— WHAT IS REQUIRED —
Check the listing below for lines with the word "JSON" and say how many there are, with nothing but the number.

— Dataset listings of figures —

··········

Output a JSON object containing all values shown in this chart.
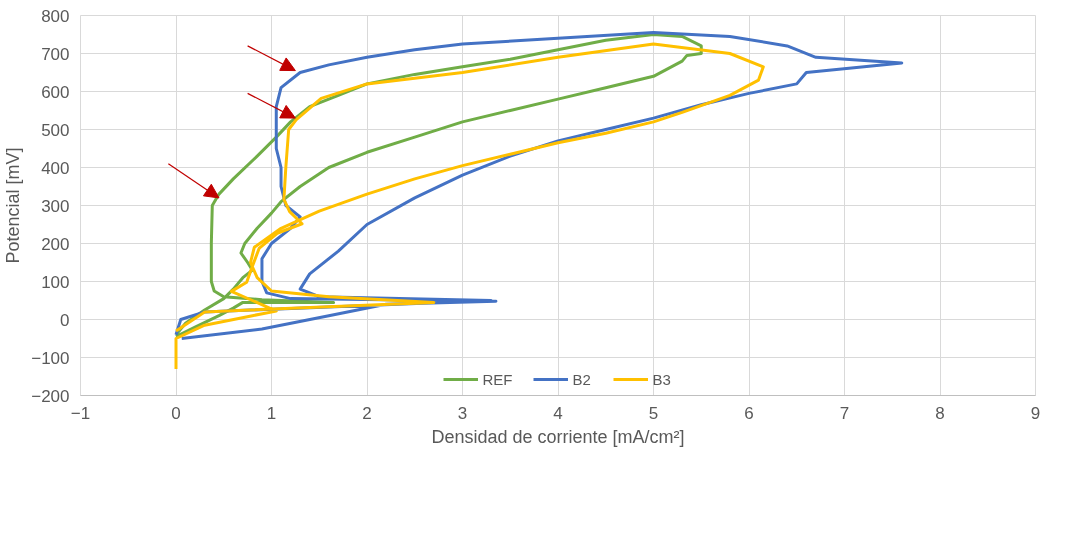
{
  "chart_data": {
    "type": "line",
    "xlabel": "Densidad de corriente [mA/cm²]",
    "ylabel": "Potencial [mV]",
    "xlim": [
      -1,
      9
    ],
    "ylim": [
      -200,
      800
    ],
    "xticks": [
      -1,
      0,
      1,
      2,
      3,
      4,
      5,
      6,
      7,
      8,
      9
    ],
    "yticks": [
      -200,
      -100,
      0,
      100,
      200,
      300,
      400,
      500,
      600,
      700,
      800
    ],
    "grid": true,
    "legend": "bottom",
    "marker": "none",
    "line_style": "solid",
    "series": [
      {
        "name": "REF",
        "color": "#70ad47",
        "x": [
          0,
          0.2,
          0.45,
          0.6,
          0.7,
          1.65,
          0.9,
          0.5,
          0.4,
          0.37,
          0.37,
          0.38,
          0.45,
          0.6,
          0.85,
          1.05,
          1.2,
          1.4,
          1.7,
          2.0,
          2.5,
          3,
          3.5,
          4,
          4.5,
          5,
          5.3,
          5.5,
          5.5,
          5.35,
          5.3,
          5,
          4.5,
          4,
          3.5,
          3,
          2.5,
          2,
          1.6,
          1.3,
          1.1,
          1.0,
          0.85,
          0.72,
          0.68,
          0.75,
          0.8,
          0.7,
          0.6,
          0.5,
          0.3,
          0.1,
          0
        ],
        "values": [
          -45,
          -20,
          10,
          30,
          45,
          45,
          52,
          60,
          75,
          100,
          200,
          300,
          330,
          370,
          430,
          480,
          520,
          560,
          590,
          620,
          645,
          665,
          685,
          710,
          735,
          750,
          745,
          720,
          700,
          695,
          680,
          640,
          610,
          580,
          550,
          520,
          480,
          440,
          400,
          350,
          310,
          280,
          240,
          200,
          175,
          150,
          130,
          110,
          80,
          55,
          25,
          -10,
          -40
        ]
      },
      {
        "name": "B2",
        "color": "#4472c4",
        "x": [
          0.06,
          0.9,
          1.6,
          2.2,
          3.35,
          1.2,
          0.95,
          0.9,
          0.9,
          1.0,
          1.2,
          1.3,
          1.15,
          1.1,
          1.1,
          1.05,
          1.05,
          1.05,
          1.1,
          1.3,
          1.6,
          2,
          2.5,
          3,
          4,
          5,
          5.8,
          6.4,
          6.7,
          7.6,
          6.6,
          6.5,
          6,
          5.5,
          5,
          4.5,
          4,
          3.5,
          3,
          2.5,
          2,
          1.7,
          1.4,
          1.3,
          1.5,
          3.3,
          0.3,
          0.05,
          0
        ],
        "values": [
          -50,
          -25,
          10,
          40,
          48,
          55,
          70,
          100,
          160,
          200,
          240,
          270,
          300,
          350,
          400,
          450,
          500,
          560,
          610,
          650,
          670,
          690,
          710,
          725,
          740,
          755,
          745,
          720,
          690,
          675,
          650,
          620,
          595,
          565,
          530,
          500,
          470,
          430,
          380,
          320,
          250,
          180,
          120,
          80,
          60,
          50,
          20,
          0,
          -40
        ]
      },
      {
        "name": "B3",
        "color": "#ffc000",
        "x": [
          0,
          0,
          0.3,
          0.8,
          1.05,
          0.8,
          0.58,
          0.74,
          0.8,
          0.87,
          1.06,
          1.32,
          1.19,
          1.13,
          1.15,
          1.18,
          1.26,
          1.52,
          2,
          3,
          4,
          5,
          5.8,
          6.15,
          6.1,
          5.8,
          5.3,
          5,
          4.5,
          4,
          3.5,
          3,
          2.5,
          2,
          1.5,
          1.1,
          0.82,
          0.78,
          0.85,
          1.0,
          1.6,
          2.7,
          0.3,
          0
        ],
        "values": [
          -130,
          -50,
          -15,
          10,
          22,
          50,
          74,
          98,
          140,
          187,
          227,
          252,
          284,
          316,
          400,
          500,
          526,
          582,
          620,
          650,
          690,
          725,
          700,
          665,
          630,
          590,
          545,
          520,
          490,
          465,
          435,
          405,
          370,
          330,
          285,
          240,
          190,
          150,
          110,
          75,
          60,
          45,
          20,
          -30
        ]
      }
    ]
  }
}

··········

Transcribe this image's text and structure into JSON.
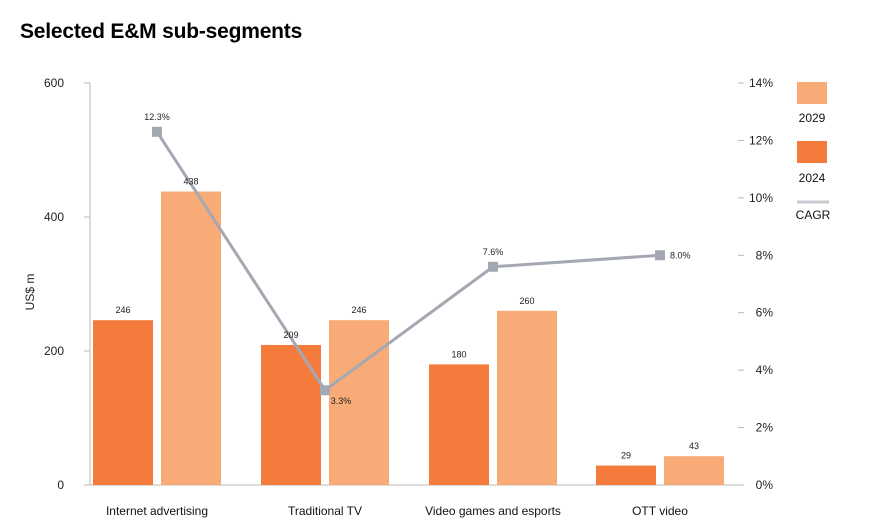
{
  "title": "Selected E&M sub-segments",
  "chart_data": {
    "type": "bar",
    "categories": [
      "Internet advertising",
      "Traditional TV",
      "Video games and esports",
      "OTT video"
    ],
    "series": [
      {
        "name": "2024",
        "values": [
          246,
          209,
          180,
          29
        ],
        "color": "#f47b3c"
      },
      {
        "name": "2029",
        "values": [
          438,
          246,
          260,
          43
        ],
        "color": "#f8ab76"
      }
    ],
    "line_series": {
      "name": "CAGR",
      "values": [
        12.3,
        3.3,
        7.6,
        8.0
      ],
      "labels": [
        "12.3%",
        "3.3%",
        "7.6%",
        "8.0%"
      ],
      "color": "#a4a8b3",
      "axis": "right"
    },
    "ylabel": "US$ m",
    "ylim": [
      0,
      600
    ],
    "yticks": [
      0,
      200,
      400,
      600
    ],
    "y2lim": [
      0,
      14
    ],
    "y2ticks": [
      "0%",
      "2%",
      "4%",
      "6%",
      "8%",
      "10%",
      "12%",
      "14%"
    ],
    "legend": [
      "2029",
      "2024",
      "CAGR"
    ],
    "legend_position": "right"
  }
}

··········

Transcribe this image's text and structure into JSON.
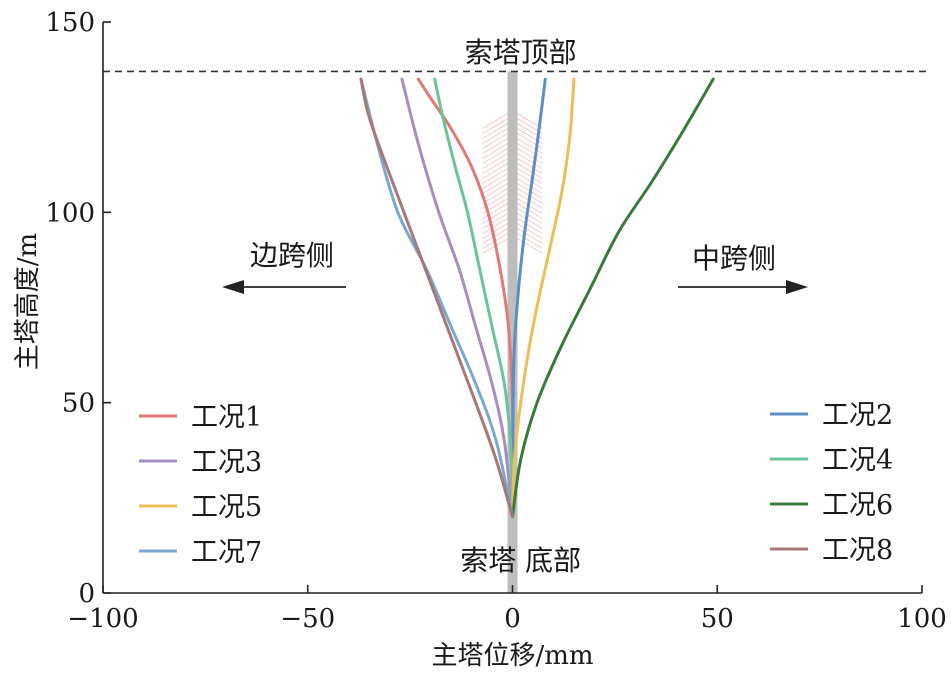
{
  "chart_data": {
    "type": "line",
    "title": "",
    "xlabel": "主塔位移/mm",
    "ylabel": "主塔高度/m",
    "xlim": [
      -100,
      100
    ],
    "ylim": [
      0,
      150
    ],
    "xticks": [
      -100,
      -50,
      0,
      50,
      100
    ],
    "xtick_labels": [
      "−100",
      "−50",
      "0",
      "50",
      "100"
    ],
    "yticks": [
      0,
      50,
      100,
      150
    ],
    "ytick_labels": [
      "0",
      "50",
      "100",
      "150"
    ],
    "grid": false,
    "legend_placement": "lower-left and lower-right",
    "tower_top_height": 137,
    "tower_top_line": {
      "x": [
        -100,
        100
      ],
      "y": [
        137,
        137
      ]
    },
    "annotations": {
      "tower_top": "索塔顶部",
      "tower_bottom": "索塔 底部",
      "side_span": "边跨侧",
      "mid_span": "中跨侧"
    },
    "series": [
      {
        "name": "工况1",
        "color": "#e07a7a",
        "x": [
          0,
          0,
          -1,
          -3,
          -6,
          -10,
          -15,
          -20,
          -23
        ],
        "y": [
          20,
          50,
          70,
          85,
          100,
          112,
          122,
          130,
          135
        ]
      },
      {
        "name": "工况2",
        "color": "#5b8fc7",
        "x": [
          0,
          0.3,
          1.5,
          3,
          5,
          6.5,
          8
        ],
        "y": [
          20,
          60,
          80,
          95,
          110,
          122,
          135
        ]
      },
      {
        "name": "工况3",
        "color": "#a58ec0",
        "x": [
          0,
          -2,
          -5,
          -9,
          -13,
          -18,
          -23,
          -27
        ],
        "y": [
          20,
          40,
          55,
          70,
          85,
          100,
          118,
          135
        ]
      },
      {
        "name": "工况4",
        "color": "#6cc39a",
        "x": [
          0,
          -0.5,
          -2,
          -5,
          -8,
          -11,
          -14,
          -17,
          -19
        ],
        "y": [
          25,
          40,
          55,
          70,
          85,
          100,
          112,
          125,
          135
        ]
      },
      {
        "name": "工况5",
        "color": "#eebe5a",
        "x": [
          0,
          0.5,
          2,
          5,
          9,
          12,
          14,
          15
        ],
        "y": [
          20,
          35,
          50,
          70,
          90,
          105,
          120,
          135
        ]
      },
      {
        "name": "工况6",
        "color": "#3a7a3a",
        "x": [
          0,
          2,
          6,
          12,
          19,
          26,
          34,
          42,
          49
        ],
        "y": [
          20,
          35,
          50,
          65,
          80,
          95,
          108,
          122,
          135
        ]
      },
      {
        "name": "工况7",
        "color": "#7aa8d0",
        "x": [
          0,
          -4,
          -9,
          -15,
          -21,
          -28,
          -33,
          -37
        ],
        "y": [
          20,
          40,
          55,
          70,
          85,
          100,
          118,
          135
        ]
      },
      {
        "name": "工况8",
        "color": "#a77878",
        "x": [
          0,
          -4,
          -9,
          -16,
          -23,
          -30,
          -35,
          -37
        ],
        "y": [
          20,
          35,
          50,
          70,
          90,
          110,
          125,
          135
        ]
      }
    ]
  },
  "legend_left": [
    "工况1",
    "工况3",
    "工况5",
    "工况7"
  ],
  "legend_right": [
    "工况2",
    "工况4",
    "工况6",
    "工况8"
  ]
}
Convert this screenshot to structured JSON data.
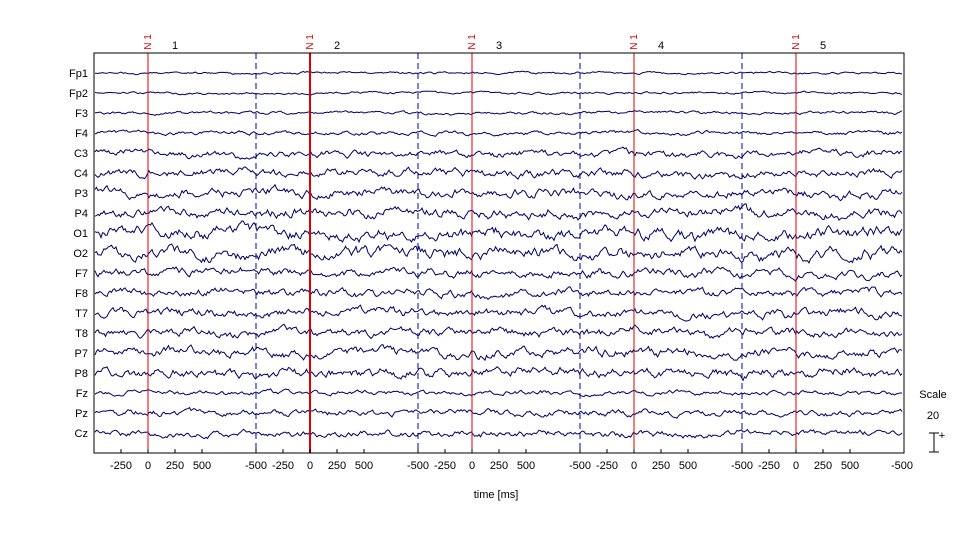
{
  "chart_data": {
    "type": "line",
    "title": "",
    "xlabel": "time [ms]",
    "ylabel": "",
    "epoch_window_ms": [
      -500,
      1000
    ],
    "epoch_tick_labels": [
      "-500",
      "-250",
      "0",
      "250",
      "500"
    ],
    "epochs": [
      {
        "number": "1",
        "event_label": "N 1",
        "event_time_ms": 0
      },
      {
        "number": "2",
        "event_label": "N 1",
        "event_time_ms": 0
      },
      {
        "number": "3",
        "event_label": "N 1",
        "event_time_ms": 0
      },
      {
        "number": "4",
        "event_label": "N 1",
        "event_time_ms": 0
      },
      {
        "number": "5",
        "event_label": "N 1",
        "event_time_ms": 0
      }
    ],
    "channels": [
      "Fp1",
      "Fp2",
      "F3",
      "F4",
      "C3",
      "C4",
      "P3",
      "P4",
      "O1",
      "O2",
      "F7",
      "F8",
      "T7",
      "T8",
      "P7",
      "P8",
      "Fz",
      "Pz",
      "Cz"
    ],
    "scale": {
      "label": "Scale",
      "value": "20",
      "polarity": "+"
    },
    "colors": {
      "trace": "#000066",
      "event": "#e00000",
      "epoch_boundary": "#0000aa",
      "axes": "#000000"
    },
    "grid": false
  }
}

··········

— ANSWER TO THIS TASK —
4